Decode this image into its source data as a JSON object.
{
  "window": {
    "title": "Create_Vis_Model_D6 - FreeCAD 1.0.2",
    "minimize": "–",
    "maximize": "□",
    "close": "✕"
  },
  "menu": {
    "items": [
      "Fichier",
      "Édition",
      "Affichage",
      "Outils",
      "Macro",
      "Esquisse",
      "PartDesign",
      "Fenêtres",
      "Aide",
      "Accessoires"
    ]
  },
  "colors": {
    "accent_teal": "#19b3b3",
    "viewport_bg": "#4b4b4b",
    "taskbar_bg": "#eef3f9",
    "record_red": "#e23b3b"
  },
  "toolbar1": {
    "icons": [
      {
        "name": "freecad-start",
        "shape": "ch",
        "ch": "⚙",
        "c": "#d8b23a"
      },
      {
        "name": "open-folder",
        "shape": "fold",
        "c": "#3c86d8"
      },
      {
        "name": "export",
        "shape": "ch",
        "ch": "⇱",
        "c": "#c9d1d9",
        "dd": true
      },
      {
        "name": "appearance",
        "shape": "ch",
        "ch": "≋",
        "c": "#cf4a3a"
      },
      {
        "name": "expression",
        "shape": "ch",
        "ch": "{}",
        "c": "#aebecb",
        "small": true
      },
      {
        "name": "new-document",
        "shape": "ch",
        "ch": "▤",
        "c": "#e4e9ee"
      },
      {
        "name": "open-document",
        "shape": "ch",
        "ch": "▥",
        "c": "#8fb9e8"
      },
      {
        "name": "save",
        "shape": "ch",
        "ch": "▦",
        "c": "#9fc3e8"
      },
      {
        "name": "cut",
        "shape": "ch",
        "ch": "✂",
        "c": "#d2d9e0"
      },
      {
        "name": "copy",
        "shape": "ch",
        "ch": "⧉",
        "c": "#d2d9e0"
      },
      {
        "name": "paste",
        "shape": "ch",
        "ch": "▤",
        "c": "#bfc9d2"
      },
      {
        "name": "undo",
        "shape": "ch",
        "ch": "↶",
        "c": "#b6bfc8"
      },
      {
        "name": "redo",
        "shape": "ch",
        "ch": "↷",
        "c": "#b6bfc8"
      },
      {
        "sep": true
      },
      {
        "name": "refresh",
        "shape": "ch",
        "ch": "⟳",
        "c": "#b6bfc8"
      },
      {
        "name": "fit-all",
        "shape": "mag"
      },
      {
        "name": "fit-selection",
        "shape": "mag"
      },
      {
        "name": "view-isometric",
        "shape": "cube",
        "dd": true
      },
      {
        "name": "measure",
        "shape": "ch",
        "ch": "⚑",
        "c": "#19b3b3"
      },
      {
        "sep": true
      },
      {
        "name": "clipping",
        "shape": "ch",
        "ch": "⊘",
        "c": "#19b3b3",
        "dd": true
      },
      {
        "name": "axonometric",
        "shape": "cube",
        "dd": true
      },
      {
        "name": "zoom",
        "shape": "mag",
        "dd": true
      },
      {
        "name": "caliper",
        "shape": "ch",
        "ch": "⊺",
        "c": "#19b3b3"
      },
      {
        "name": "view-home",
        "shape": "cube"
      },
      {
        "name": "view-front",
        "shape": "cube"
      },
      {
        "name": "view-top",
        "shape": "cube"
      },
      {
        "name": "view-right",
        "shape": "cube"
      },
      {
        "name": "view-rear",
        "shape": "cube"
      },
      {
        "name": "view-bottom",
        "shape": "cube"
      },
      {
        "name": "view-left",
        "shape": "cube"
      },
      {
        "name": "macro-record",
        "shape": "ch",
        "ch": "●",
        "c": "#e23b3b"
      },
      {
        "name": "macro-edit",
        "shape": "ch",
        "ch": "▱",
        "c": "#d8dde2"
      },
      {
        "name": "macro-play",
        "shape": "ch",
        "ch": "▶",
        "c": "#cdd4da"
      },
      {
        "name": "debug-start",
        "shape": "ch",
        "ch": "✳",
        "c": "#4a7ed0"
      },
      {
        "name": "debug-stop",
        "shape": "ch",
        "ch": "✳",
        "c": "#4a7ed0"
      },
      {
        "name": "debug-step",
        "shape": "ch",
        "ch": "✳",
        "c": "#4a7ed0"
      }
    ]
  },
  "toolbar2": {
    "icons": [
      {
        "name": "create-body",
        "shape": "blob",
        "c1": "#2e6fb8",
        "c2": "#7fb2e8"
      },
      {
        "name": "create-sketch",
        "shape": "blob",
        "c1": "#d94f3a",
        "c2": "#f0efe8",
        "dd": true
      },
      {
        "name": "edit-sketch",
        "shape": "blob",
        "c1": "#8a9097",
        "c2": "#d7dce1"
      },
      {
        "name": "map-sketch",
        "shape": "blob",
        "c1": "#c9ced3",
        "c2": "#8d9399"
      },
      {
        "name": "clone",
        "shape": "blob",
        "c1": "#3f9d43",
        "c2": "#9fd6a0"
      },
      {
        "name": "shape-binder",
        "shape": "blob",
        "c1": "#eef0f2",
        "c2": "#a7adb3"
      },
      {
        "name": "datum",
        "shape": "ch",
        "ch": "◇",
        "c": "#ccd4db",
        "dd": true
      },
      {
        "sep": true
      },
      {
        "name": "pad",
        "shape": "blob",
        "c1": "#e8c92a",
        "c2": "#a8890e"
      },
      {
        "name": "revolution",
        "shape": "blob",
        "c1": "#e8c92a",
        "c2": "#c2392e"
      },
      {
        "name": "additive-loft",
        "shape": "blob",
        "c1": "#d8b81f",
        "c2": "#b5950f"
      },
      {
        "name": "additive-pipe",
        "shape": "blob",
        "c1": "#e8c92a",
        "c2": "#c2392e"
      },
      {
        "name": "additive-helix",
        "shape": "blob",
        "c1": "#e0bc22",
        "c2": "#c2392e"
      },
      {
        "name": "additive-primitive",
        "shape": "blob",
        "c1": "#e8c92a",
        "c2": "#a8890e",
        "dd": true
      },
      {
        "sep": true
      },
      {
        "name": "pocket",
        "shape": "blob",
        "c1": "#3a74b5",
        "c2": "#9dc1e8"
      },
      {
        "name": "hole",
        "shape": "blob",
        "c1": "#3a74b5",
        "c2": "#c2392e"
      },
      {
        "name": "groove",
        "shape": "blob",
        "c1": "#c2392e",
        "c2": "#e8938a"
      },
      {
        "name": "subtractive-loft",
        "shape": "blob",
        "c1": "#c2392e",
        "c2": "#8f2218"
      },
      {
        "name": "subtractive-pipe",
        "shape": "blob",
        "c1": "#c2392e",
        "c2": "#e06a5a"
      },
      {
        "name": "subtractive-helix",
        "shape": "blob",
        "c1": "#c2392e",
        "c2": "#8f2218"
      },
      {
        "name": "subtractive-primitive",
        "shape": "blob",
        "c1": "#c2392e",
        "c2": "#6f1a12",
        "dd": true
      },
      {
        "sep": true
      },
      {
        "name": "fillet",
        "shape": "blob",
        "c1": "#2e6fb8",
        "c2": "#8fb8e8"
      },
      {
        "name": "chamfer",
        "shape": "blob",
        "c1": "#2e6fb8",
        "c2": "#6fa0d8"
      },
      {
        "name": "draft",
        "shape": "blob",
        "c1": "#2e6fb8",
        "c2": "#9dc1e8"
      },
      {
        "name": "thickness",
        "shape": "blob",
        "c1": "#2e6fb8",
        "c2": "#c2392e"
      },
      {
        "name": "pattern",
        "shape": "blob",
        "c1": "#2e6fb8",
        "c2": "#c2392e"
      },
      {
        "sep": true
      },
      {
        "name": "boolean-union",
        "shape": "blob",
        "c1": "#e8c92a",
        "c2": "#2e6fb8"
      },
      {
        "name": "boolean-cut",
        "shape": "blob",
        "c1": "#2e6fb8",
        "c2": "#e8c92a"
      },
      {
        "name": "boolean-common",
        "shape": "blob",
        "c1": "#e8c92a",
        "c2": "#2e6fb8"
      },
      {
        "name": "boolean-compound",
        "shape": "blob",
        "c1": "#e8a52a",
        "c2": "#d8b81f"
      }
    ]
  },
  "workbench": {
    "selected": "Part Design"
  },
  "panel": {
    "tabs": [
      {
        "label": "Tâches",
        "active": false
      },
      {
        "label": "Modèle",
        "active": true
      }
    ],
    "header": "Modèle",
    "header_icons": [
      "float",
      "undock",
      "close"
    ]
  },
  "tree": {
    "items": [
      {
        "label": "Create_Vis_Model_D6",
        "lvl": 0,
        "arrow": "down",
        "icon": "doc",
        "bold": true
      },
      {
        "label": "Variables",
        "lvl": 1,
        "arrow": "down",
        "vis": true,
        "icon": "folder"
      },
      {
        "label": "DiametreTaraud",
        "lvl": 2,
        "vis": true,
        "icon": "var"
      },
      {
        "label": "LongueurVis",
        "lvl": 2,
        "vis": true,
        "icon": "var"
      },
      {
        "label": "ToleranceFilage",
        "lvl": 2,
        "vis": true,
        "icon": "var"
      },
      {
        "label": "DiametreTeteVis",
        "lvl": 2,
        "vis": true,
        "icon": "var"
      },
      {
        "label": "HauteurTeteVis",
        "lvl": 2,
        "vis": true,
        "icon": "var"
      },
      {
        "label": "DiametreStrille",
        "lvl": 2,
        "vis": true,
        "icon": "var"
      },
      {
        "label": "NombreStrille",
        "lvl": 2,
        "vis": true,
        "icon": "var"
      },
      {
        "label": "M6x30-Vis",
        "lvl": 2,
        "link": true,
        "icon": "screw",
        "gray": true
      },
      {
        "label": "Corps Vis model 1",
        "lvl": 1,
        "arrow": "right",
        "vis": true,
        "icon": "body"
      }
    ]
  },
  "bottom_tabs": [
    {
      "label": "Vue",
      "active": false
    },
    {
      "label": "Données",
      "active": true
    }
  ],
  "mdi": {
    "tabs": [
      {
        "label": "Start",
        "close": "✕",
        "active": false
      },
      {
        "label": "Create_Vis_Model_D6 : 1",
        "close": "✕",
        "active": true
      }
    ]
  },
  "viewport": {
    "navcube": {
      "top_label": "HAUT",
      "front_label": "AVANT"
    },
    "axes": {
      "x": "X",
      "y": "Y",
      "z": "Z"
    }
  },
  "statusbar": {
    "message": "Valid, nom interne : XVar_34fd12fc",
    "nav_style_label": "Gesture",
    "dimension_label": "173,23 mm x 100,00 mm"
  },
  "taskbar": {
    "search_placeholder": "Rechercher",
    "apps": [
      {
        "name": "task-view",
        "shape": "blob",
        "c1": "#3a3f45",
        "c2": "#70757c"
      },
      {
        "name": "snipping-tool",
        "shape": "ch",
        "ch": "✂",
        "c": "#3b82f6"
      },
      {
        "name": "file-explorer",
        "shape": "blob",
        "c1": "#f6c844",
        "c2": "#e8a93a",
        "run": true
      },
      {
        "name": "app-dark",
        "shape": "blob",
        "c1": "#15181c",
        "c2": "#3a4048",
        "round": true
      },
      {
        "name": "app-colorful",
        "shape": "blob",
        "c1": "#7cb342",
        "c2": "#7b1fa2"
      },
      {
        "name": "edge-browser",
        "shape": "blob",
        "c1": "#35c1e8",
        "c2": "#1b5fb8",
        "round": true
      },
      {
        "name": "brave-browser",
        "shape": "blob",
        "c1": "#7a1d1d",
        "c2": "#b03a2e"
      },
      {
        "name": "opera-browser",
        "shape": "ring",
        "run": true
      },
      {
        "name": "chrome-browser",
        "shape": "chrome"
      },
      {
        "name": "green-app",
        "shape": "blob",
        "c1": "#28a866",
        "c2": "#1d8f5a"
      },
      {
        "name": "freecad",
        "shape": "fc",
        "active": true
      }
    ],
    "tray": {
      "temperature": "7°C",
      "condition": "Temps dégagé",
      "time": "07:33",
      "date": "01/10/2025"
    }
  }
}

━━━━━━━━━━━━━━━━━━━━

What to work on
Select every line in the material above where the string "primitive" occurs, and copy it.

Task solution
        "name": "additive-primitive",
        "name": "subtractive-primitive",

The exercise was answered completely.